Exercise inputs
:::::
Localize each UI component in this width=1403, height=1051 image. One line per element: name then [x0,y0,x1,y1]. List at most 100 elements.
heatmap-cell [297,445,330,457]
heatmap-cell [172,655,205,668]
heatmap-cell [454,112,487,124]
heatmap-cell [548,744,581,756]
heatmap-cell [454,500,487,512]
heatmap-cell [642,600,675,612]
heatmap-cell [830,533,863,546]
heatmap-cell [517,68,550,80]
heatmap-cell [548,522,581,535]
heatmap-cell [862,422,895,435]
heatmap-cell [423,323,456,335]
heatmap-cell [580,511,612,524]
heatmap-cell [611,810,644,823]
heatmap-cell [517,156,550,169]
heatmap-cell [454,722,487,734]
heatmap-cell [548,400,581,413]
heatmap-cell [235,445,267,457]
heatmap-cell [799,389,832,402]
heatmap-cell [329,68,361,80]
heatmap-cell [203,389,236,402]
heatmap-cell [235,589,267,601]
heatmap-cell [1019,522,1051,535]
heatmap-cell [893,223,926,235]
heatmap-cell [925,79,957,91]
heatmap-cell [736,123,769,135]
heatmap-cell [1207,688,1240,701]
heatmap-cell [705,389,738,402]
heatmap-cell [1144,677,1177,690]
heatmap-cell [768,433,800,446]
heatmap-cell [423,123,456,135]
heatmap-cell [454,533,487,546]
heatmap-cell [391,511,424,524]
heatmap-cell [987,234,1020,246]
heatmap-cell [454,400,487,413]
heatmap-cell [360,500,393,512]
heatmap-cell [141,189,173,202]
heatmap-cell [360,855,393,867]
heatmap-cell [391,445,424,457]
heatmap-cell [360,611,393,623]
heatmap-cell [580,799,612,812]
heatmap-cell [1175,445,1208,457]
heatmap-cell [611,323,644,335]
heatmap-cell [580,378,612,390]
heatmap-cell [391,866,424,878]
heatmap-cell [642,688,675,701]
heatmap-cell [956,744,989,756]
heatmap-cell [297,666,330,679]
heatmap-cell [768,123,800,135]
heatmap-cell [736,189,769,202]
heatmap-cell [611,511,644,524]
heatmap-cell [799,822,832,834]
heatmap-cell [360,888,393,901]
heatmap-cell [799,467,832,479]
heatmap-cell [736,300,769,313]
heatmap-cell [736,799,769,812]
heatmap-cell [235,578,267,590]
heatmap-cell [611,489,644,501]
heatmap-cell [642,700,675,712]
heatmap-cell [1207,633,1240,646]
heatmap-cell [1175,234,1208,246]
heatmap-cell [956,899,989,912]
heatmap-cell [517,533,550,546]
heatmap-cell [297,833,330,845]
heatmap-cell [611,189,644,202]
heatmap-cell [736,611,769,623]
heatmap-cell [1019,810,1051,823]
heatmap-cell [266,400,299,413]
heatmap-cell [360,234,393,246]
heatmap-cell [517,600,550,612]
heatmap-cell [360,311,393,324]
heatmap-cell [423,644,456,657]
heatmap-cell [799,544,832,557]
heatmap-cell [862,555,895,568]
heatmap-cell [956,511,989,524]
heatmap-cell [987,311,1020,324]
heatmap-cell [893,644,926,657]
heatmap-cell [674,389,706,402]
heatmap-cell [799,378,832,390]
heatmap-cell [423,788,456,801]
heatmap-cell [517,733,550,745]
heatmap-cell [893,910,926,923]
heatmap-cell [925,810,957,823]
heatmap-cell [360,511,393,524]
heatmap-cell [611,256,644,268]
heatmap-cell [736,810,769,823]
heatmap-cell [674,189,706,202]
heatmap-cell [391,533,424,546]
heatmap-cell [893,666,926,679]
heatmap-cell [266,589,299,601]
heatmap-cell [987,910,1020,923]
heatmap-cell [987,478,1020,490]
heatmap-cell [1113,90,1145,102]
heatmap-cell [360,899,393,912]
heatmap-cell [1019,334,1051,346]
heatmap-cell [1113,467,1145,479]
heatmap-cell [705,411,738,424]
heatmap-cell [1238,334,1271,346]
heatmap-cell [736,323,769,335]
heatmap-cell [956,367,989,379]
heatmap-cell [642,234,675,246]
:::::
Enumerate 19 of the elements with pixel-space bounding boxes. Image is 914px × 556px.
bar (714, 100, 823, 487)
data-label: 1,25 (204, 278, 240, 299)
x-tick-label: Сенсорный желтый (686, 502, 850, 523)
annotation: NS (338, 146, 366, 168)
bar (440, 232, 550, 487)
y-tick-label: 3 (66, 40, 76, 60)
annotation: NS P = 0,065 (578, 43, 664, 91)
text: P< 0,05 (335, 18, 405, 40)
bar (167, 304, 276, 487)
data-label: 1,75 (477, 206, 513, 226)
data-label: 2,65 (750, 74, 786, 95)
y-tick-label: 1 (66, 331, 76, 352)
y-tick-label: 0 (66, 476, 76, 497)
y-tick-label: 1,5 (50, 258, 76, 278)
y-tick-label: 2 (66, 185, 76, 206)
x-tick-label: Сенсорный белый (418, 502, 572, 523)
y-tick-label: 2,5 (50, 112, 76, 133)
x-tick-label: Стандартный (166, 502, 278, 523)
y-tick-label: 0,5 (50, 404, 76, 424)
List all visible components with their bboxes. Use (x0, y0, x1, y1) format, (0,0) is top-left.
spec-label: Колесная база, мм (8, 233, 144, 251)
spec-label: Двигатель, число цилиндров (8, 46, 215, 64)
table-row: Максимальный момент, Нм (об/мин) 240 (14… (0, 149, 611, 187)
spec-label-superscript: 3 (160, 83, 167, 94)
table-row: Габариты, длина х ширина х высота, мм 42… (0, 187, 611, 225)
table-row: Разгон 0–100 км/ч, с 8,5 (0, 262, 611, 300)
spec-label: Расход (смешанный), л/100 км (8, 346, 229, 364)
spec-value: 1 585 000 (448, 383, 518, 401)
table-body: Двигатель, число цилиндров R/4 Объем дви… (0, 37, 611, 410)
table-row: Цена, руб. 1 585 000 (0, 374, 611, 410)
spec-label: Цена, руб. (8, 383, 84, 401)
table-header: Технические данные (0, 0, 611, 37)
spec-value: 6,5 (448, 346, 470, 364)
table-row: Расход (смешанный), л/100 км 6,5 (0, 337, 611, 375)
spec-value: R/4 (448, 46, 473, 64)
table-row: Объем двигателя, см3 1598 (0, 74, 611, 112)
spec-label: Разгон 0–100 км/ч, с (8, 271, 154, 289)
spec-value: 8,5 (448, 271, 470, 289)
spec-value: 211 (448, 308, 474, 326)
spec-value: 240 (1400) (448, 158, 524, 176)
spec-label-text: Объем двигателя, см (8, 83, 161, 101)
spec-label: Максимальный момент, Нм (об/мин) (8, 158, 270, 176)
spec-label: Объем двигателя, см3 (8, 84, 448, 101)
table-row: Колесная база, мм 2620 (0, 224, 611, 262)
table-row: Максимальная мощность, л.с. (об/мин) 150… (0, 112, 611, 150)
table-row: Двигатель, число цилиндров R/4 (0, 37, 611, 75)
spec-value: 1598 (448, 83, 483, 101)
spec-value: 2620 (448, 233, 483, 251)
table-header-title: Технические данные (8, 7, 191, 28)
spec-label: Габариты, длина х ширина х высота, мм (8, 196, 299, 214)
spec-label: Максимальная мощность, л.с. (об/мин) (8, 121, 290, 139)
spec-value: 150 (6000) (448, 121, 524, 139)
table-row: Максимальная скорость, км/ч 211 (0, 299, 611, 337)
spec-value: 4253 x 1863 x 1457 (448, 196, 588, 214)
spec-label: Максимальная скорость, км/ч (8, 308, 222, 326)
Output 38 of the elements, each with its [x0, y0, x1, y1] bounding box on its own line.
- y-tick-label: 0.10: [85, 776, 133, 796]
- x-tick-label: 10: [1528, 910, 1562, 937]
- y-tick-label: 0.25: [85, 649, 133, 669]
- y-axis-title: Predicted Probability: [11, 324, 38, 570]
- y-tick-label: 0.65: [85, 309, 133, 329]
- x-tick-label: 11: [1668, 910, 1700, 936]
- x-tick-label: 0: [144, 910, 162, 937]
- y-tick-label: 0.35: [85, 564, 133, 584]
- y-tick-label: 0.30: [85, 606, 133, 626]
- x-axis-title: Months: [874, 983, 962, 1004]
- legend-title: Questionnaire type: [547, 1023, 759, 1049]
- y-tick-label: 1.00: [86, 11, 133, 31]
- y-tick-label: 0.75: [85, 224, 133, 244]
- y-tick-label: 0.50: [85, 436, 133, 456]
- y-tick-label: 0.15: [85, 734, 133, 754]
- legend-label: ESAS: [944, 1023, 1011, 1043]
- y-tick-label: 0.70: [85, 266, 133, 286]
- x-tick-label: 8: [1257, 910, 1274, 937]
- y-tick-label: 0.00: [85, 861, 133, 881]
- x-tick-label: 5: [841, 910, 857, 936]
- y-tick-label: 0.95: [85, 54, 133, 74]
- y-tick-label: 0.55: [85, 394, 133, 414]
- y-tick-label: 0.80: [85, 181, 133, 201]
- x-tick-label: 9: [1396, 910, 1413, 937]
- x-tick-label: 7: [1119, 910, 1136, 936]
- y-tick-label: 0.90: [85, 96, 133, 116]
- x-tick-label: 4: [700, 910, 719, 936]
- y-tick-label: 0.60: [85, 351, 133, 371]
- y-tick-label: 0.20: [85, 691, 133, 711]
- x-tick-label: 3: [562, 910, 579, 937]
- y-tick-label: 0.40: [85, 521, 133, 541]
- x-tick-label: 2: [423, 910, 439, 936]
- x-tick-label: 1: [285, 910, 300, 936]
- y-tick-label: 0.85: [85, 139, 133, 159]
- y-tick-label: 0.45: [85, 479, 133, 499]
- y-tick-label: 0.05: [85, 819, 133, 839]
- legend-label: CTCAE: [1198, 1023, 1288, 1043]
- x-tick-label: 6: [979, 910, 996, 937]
:::::
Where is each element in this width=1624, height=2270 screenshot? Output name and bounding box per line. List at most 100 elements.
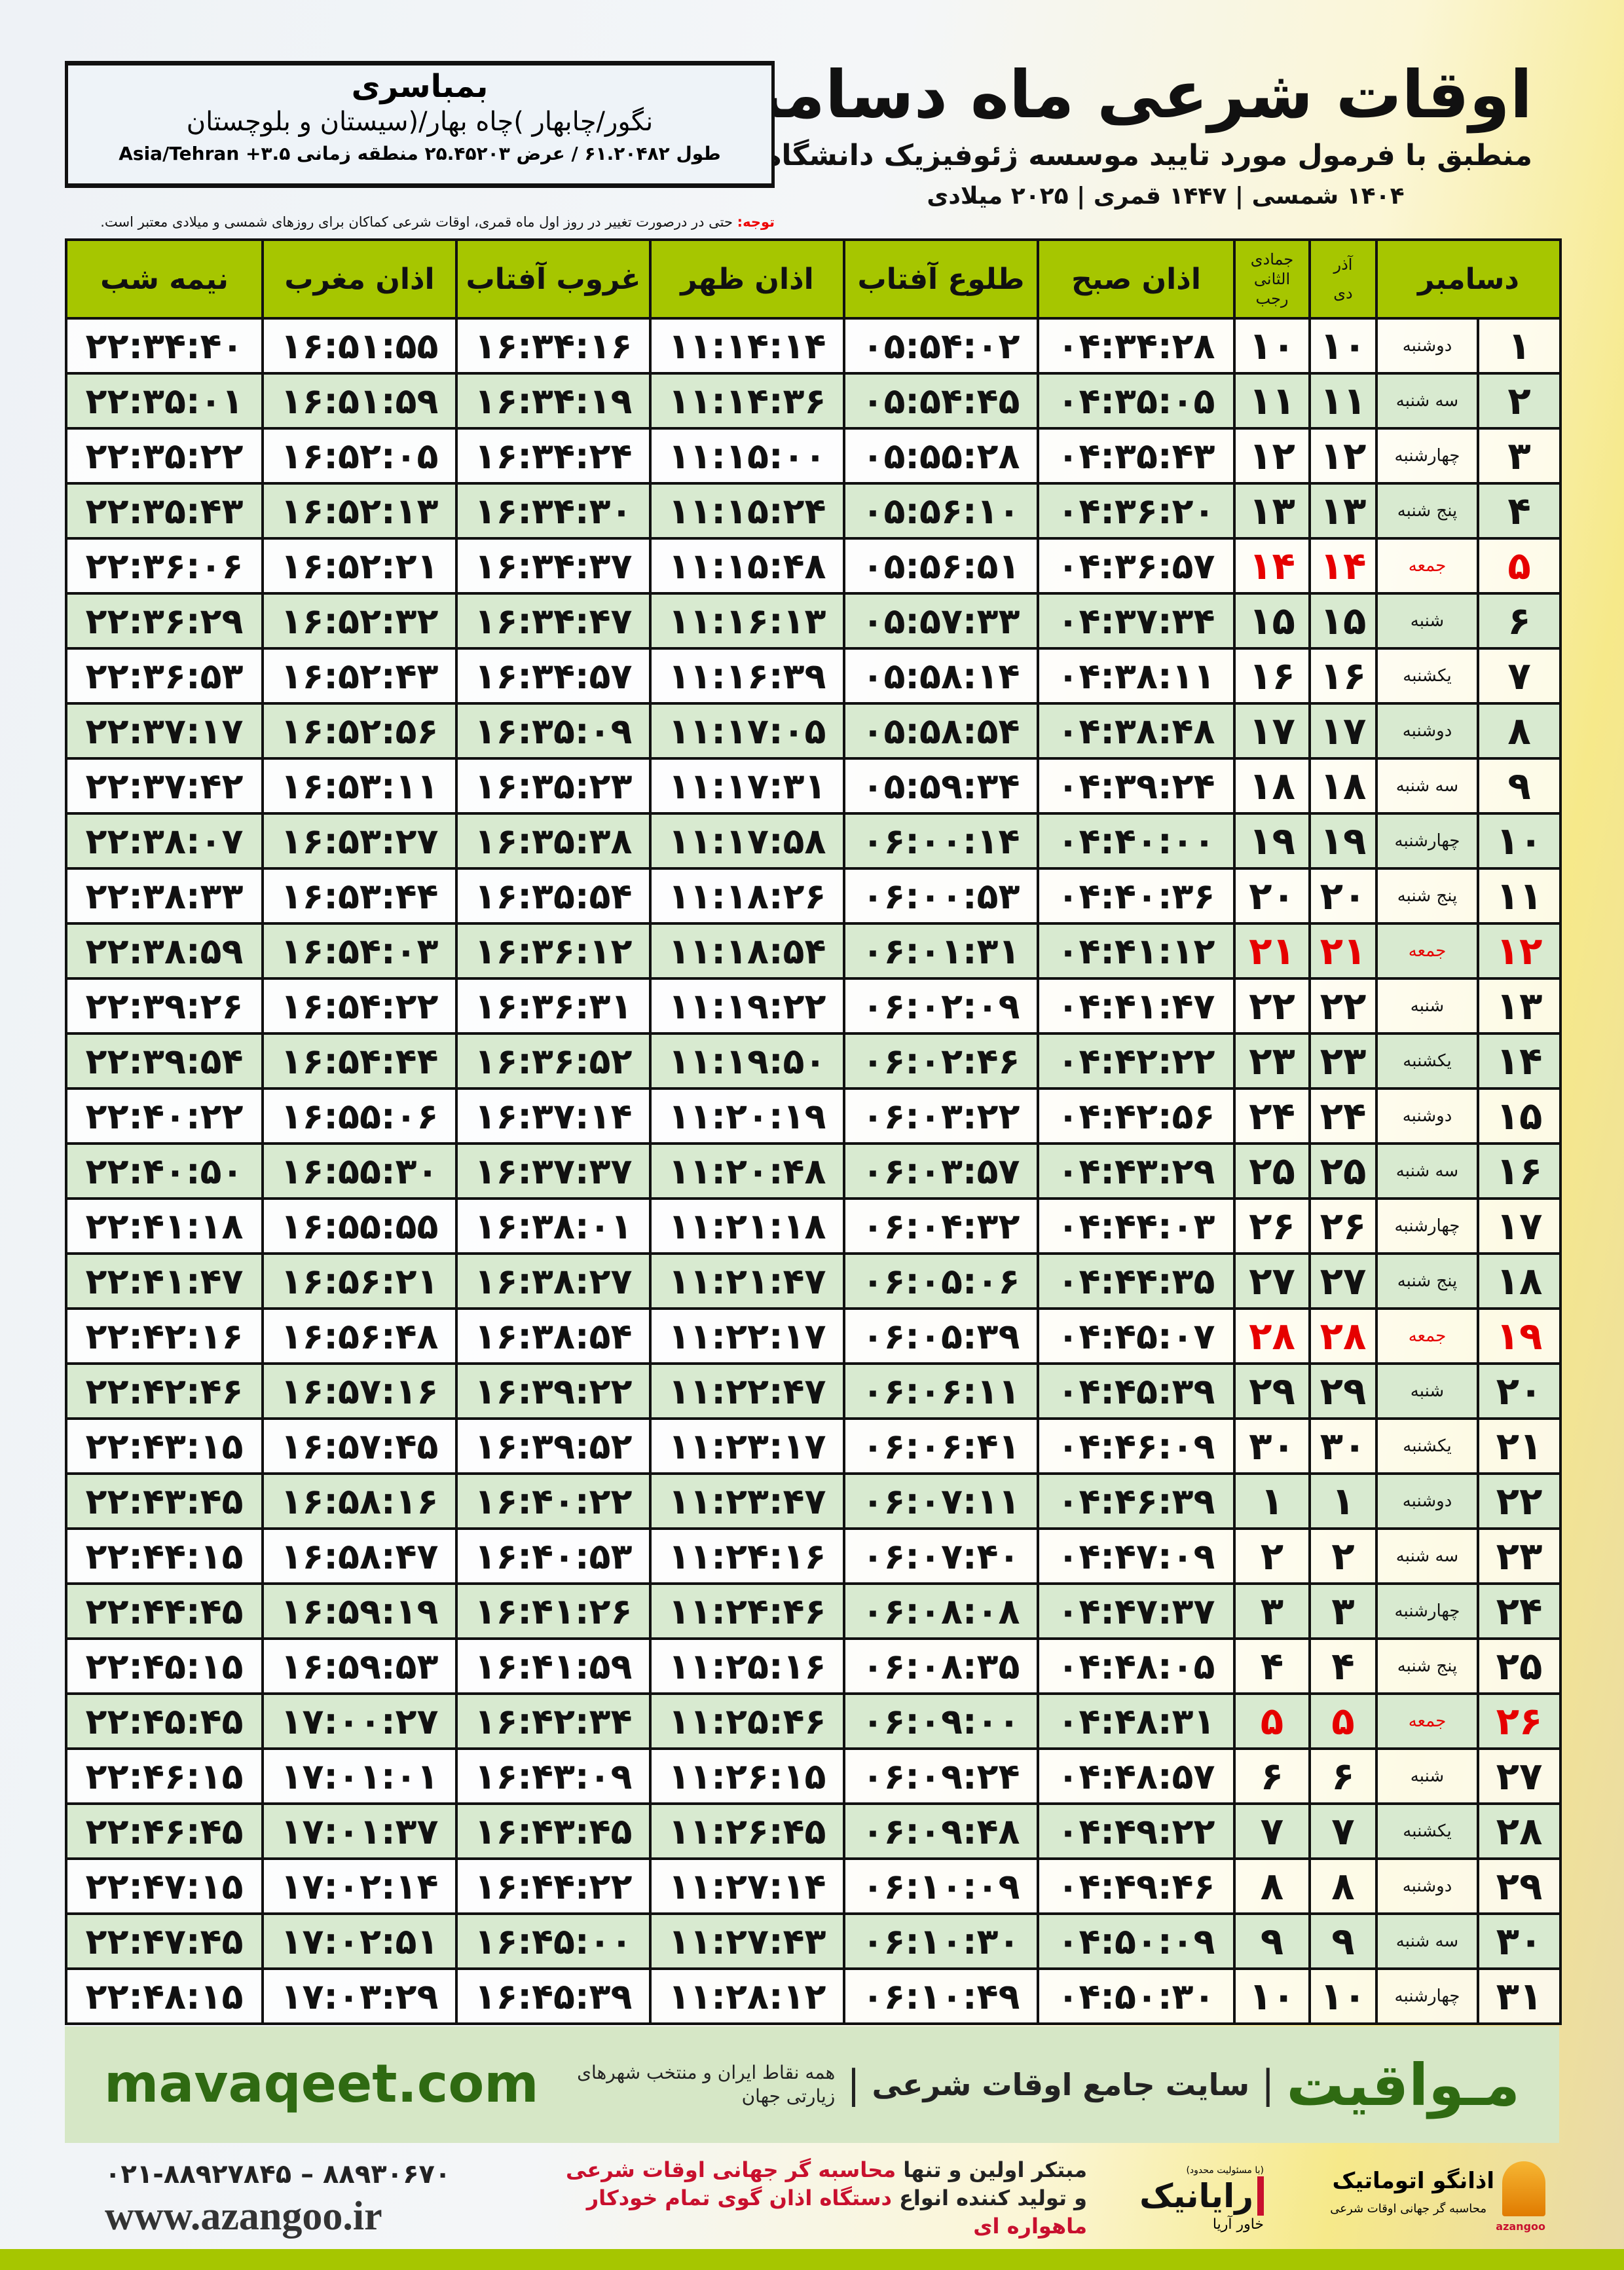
:::::
Exercise directions
Reproduce verbatim the lines of material above, from the line with "List all visible" up to and including the line with "table-row: Двигатель, число".

Solution to this task
List all visible components with their bboxes. Use (x0, y0, x1, y1) format, (0,0) is top-left.
spec-label: Колесная база, мм (8, 233, 144, 251)
spec-label: Двигатель, число цилиндров (8, 46, 215, 64)
table-row: Максимальный момент, Нм (об/мин) 240 (14… (0, 149, 611, 187)
spec-label-superscript: 3 (160, 83, 167, 94)
table-row: Габариты, длина х ширина х высота, мм 42… (0, 187, 611, 225)
table-row: Разгон 0–100 км/ч, с 8,5 (0, 262, 611, 300)
spec-label: Расход (смешанный), л/100 км (8, 346, 229, 364)
spec-value: 1 585 000 (448, 383, 518, 401)
table-body: Двигатель, число цилиндров R/4 Объем дви… (0, 37, 611, 410)
table-row: Цена, руб. 1 585 000 (0, 374, 611, 410)
spec-label: Цена, руб. (8, 383, 84, 401)
table-header: Технические данные (0, 0, 611, 37)
spec-value: 6,5 (448, 346, 470, 364)
table-row: Расход (смешанный), л/100 км 6,5 (0, 337, 611, 375)
spec-value: R/4 (448, 46, 473, 64)
table-row: Объем двигателя, см3 1598 (0, 74, 611, 112)
spec-label: Разгон 0–100 км/ч, с (8, 271, 154, 289)
spec-value: 8,5 (448, 271, 470, 289)
spec-value: 211 (448, 308, 474, 326)
spec-value: 240 (1400) (448, 158, 524, 176)
spec-label-text: Объем двигателя, см (8, 83, 161, 101)
spec-label: Максимальный момент, Нм (об/мин) (8, 158, 270, 176)
spec-label: Объем двигателя, см3 (8, 84, 448, 101)
table-row: Колесная база, мм 2620 (0, 224, 611, 262)
table-row: Максимальная мощность, л.с. (об/мин) 150… (0, 112, 611, 150)
table-row: Двигатель, число цилиндров R/4 (0, 37, 611, 75)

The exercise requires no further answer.